─── RECORDS SHOWN

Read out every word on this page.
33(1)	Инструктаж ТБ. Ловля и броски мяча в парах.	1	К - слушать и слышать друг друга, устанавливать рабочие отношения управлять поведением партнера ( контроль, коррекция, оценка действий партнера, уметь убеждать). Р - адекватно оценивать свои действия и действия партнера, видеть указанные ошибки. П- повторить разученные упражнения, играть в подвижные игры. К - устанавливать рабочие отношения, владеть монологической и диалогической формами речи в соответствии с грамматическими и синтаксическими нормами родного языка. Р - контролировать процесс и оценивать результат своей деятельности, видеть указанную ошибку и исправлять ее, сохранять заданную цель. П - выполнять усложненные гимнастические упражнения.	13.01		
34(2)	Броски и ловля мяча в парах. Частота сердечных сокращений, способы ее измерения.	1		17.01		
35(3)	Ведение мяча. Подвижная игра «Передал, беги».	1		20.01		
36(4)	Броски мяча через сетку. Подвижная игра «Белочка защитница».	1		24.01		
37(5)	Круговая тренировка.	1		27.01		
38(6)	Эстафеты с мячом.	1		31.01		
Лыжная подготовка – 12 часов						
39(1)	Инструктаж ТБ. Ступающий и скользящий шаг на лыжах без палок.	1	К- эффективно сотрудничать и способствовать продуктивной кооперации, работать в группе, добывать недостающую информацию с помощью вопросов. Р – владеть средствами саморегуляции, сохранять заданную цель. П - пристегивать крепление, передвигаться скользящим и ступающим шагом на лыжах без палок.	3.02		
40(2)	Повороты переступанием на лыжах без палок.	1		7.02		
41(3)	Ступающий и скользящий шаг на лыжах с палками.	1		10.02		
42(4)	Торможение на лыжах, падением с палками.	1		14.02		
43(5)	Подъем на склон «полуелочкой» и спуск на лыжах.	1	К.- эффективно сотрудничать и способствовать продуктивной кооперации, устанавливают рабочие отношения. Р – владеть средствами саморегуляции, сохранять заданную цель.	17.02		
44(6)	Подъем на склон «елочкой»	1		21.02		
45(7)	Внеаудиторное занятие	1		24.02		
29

──────

** EXERCISE GOAL **
Retype the listing above in full, with no alterations.

** COMPLETED TASK **
Read out every word on this page.
33(1)	Инструктаж ТБ. Ловля и броски мяча в парах.	1	К - слушать и слышать друг друга, устанавливать рабочие отношения управлять поведением партнера ( контроль, коррекция, оценка действий партнера, уметь убеждать). Р - адекватно оценивать свои действия и действия партнера, видеть указанные ошибки. П- повторить разученные упражнения, играть в подвижные игры. К - устанавливать рабочие отношения, владеть монологической и диалогической формами речи в соответствии с грамматическими и синтаксическими нормами родного языка. Р - контролировать процесс и оценивать результат своей деятельности, видеть указанную ошибку и исправлять ее, сохранять заданную цель. П - выполнять усложненные гимнастические упражнения.	13.01		
34(2)	Броски и ловля мяча в парах. Частота сердечных сокращений, способы ее измерения.	1		17.01		
35(3)	Ведение мяча. Подвижная игра «Передал, беги».	1		20.01		
36(4)	Броски мяча через сетку. Подвижная игра «Белочка защитница».	1		24.01		
37(5)	Круговая тренировка.	1		27.01		
38(6)	Эстафеты с мячом.	1		31.01		
Лыжная подготовка – 12 часов						
39(1)	Инструктаж ТБ. Ступающий и скользящий шаг на лыжах без палок.	1	К- эффективно сотрудничать и способствовать продуктивной кооперации, работать в группе, добывать недостающую информацию с помощью вопросов. Р – владеть средствами саморегуляции, сохранять заданную цель. П - пристегивать крепление, передвигаться скользящим и ступающим шагом на лыжах без палок.	3.02		
40(2)	Повороты переступанием на лыжах без палок.	1		7.02		
41(3)	Ступающий и скользящий шаг на лыжах с палками.	1		10.02		
42(4)	Торможение на лыжах, падением с палками.	1		14.02		
43(5)	Подъем на склон «полуелочкой» и спуск на лыжах.	1	К.- эффективно сотрудничать и способствовать продуктивной кооперации, устанавливают рабочие отношения. Р – владеть средствами саморегуляции, сохранять заданную цель.	17.02		
44(6)	Подъем на склон «елочкой»	1		21.02		
45(7)	Внеаудиторное занятие	1		24.02		
29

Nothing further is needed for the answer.